--- begin Working data ---

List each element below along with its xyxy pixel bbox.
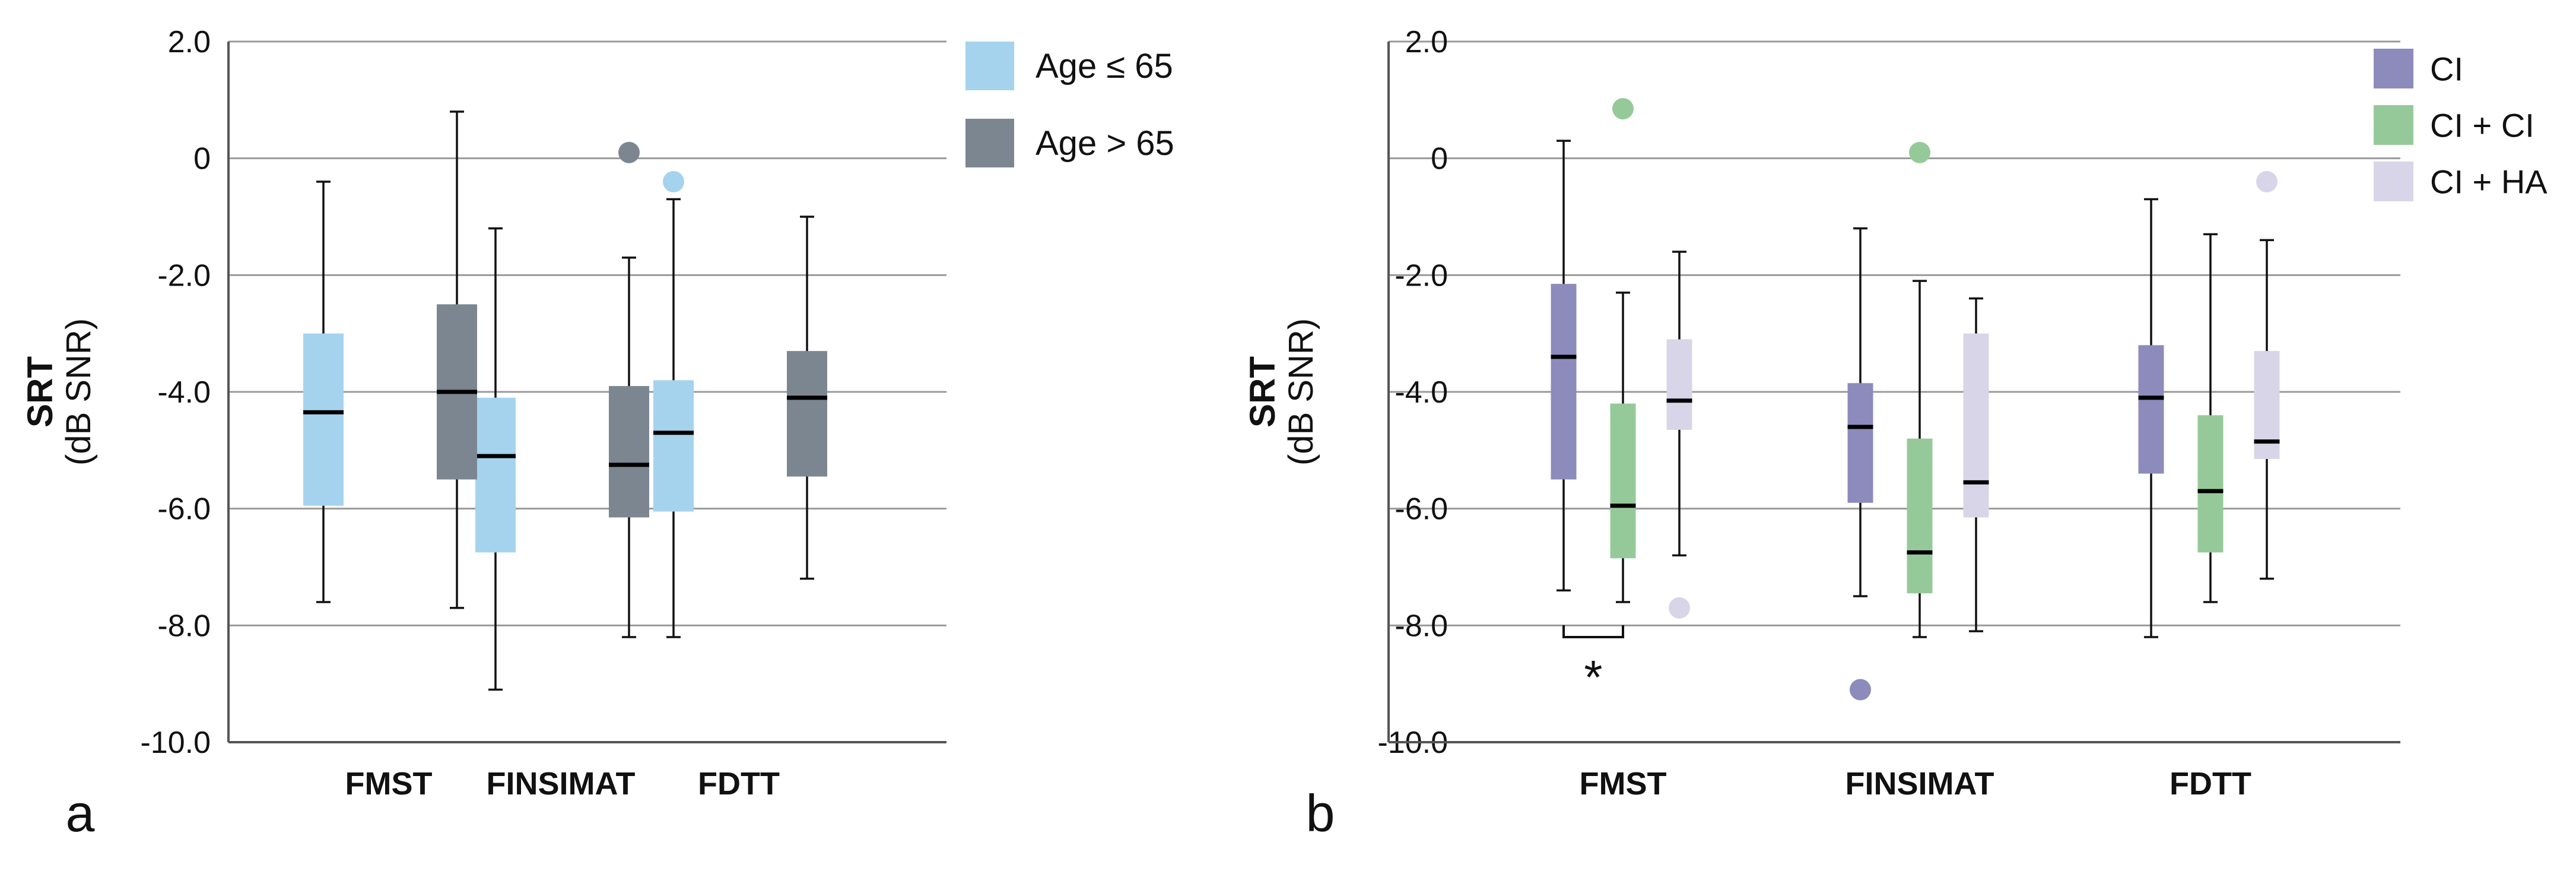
- y-tick-label: -2.0: [157, 258, 211, 293]
- legend-label: CI + HA: [2430, 163, 2548, 201]
- x-category-label: FMST: [345, 766, 433, 802]
- box: [475, 397, 516, 553]
- x-category-label: FINSIMAT: [1846, 766, 1994, 802]
- y-tick-label: -4.0: [157, 375, 211, 410]
- x-category-label: FDTT: [2170, 766, 2251, 802]
- box: [1666, 339, 1692, 430]
- box: [1610, 403, 1636, 559]
- box: [653, 380, 694, 512]
- outlier-point: [2256, 171, 2278, 192]
- y-tick-label: -2.0: [1395, 258, 1448, 293]
- outlier-point: [663, 171, 684, 192]
- legend-swatch: [2374, 49, 2413, 88]
- y-tick-label: -8.0: [1395, 609, 1448, 643]
- legend-label: CI: [2430, 50, 2463, 88]
- y-axis-title: SRT: [20, 356, 60, 428]
- y-tick-label: -8.0: [157, 609, 211, 643]
- x-category-label: FMST: [1580, 766, 1667, 802]
- significance-label: *: [1584, 651, 1602, 704]
- y-tick-label: 0: [1431, 142, 1448, 176]
- y-axis-subtitle: (dB SNR): [59, 318, 98, 466]
- box: [787, 351, 827, 477]
- y-tick-label: 2.0: [168, 25, 211, 59]
- panel-label: a: [66, 784, 95, 843]
- significance-bracket: [1562, 625, 1624, 638]
- chart-panel-a: 2.0 0 -2.0 -4.0 -6.0 -8.0 -10.0 SRT (dB SNR) FMST…: [20, 25, 1174, 843]
- outlier-point: [1850, 679, 1871, 701]
- legend-swatch: [965, 42, 1014, 90]
- box: [609, 386, 649, 518]
- box: [1847, 383, 1873, 503]
- box: [1551, 284, 1577, 480]
- outlier-point: [1669, 597, 1690, 619]
- x-category-label: FINSIMAT: [487, 766, 636, 802]
- y-axis-title: SRT: [1243, 356, 1282, 428]
- legend-label: Age > 65: [1036, 124, 1174, 163]
- box: [1963, 333, 1989, 518]
- box: [2138, 345, 2164, 474]
- y-axis-subtitle: (dB SNR): [1282, 318, 1320, 466]
- x-category-label: FDTT: [698, 766, 780, 802]
- y-tick-label: -6.0: [1395, 492, 1448, 527]
- y-tick-label: -10.0: [140, 726, 211, 760]
- panel-label: b: [1306, 784, 1335, 843]
- y-tick-label: 2.0: [1405, 25, 1448, 59]
- legend-swatch: [2374, 162, 2413, 201]
- y-tick-label: 0: [193, 142, 211, 176]
- legend-label: CI + CI: [2430, 107, 2534, 144]
- outlier-point: [1909, 141, 1930, 163]
- outlier-point: [618, 141, 640, 163]
- legend-label: Age ≤ 65: [1036, 47, 1173, 86]
- y-tick-label: -6.0: [157, 492, 211, 527]
- legend-swatch: [2374, 105, 2413, 145]
- y-tick-label: -4.0: [1395, 375, 1448, 410]
- box: [303, 333, 344, 506]
- box: [2197, 415, 2224, 553]
- legend-swatch: [965, 119, 1014, 167]
- outlier-point: [1612, 98, 1634, 120]
- box: [1907, 438, 1933, 594]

--- end Working data ---

*Work required:* Present the records starting at the line that contains "- y-tick-label: -2.0: [157, 258, 211, 293]" and ending at the line that contains "- box: [653, 380, 694, 512]" as a numbered list, including both end lines and omitting blank lines.

*Output:*
1. - y-tick-label: -2.0: [157, 258, 211, 293]
2. - legend-label: CI + HA: [2430, 163, 2548, 201]
3. - x-category-label: FMST: [345, 766, 433, 802]
4. - box: [475, 397, 516, 553]
5. - x-category-label: FINSIMAT: [1846, 766, 1994, 802]
6. - y-tick-label: -4.0: [157, 375, 211, 410]
7. - x-category-label: FDTT: [2170, 766, 2251, 802]
8. - box: [1666, 339, 1692, 430]
9. - box: [1610, 403, 1636, 559]
10. - box: [653, 380, 694, 512]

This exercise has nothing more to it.